• **MATERIALS PROVIDED**
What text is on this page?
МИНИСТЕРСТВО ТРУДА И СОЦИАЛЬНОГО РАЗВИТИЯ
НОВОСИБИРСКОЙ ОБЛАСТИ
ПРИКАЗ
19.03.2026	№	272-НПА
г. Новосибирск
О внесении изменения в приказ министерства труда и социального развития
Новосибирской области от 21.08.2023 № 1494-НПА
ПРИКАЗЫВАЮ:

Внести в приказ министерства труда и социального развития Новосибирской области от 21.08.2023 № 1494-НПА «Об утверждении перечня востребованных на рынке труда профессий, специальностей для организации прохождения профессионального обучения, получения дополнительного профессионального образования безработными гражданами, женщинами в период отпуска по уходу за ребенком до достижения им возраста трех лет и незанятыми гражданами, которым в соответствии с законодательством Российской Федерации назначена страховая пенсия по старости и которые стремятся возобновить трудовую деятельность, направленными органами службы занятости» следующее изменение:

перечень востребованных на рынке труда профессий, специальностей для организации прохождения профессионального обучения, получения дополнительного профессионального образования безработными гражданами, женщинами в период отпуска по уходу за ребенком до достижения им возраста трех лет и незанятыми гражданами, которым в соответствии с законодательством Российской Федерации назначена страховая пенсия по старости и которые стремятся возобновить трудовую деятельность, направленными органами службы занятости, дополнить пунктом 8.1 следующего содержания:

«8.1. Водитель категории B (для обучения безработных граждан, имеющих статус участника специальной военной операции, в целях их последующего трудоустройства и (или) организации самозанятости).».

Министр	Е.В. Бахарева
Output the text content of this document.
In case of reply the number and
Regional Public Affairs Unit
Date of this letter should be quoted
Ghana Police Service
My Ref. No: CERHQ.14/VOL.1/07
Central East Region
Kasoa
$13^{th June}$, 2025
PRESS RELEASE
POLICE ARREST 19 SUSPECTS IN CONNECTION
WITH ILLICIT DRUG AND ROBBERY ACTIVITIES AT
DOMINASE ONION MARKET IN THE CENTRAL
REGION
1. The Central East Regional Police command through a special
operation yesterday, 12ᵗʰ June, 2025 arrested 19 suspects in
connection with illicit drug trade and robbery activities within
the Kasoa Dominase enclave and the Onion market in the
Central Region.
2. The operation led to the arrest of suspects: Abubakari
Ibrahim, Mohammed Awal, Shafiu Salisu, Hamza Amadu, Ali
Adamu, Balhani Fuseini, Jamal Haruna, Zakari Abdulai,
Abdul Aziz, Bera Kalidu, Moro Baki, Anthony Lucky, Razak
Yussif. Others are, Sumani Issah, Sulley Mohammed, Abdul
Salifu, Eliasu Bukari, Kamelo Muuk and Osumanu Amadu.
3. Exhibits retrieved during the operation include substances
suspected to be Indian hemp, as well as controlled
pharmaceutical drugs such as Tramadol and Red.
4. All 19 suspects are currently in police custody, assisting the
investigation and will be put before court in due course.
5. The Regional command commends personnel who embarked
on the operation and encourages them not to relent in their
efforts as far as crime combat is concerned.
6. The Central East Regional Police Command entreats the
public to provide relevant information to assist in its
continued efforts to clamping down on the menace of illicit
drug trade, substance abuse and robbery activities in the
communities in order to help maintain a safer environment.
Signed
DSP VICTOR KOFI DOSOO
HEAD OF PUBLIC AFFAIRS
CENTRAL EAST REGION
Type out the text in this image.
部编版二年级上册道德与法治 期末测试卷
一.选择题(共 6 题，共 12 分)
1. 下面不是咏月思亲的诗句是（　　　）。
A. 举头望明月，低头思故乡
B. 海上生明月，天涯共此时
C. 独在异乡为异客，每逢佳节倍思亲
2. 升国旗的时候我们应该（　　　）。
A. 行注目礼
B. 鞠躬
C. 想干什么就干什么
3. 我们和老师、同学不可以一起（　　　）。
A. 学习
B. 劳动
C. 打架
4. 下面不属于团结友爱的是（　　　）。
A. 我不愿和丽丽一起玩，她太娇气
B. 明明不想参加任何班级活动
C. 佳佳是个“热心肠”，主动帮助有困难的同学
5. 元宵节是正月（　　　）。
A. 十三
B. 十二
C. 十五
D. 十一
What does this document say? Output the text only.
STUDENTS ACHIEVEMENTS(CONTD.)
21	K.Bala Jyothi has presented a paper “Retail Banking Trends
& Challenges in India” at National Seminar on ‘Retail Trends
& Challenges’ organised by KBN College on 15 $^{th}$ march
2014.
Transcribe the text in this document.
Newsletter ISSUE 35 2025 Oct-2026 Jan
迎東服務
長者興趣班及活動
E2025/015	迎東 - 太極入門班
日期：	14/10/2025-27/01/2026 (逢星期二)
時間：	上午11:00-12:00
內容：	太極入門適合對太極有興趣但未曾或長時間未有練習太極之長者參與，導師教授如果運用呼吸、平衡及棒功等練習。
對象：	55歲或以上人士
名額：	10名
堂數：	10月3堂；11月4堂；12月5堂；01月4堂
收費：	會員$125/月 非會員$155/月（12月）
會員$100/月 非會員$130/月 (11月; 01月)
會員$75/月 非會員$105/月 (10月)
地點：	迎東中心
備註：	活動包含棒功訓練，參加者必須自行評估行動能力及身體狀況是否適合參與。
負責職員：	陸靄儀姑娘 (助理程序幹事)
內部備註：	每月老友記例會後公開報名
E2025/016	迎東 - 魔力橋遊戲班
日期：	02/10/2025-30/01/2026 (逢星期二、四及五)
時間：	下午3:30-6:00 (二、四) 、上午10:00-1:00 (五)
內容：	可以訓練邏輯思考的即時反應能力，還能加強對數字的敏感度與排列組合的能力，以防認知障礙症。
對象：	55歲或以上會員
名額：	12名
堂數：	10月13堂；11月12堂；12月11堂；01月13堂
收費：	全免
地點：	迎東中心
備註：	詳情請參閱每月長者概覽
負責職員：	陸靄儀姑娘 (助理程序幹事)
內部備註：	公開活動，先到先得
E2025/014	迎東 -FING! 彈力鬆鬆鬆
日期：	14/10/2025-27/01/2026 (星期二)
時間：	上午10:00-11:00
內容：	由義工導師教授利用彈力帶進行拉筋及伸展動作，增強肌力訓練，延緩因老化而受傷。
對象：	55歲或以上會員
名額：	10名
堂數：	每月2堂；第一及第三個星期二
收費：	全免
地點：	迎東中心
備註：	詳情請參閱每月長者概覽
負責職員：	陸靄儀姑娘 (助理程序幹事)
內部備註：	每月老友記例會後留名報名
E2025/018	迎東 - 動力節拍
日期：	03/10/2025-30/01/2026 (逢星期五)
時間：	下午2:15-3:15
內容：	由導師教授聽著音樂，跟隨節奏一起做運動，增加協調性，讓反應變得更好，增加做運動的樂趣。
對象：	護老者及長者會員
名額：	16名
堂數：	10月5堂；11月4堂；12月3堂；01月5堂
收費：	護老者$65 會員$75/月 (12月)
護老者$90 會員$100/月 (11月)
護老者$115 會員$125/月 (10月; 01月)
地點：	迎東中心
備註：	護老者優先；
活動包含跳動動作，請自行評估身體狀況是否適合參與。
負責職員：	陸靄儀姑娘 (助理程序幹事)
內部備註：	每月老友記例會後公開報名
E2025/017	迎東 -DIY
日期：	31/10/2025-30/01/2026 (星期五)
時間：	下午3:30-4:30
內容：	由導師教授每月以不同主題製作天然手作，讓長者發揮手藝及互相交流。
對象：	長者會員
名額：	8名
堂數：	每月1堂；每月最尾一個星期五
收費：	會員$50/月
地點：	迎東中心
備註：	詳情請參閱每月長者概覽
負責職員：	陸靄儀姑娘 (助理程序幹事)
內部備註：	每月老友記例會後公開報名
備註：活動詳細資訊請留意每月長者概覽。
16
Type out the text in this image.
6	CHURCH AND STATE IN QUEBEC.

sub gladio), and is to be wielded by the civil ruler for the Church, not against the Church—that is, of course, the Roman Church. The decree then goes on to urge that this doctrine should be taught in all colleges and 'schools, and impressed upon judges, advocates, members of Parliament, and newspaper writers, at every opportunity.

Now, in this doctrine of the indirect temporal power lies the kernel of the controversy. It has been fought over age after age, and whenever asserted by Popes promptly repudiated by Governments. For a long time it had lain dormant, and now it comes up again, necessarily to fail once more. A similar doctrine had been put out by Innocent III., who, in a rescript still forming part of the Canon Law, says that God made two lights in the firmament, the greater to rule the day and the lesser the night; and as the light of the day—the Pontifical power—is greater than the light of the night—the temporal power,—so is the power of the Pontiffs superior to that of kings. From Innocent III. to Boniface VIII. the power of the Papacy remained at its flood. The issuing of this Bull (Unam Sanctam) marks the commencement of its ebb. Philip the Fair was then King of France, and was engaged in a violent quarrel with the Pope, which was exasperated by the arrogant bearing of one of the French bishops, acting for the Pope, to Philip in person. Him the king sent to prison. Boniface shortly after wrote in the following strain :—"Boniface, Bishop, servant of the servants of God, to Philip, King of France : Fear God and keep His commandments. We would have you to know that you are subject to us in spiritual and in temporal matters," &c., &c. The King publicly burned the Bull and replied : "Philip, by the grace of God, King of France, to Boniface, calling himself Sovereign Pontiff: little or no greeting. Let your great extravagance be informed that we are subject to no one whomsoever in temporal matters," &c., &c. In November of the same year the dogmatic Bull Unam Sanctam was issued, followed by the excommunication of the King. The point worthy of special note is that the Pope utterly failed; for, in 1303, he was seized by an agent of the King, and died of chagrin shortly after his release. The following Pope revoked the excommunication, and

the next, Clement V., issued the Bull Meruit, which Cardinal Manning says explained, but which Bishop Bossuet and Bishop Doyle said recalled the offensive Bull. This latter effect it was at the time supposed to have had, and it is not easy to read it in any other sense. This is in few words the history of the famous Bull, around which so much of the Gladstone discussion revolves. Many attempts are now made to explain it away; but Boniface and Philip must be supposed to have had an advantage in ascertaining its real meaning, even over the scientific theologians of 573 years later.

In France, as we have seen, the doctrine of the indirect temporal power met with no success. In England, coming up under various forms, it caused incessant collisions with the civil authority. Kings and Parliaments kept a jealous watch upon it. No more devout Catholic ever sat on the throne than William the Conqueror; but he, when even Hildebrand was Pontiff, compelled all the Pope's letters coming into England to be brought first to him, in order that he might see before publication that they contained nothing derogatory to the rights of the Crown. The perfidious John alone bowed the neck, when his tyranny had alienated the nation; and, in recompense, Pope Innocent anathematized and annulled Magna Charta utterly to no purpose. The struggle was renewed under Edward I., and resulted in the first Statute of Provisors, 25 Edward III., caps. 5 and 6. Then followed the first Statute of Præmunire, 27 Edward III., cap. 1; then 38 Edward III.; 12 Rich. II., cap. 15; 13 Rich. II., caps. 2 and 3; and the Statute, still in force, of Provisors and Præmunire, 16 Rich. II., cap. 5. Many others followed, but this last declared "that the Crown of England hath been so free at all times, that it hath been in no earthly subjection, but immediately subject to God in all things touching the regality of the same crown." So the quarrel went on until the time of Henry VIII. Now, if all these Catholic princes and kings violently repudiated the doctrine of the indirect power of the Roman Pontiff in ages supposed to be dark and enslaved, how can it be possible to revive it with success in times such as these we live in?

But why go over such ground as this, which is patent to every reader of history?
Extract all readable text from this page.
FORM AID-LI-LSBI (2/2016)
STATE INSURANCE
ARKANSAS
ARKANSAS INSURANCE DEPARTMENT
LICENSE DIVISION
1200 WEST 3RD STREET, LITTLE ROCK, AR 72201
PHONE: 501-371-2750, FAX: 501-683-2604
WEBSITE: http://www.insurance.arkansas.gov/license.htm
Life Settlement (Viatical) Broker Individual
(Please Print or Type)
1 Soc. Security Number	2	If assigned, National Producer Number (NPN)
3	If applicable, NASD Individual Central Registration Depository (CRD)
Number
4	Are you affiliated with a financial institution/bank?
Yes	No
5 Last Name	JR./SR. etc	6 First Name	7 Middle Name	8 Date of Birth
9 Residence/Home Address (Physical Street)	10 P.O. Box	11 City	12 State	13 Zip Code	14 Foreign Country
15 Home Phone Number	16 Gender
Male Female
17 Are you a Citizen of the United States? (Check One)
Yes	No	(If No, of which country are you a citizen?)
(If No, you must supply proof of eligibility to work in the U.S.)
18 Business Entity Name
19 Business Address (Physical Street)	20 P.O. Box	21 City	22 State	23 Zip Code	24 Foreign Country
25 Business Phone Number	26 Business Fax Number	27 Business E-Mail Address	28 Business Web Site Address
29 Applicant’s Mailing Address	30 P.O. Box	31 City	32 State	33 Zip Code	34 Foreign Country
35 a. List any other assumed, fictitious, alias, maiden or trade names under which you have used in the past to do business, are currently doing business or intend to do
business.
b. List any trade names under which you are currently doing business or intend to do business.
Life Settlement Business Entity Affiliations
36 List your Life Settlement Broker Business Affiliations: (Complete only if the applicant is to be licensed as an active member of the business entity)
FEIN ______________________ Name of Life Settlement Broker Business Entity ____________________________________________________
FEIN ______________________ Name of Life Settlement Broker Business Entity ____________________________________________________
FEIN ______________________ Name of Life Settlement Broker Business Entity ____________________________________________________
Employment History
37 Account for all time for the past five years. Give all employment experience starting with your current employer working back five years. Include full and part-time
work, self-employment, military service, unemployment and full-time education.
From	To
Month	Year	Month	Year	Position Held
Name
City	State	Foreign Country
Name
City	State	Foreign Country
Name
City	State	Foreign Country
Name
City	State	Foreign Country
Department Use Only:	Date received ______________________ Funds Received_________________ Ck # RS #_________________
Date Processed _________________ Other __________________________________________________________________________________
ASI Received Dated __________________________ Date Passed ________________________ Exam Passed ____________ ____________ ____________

• **GIVEN PROBLEM**
Gather from the records above every line containing the string "List".

• **FINISHED EXERCISE**
35 a. List any other assumed, fictitious, alias, maiden or trade names under which you have used in the past to do business, are currently doing business or intend to do
b. List any trade names under which you are currently doing business or intend to do business.
36 List your Life Settlement Broker Business Affiliations: (Complete only if the applicant is to be licensed as an active member of the business entity)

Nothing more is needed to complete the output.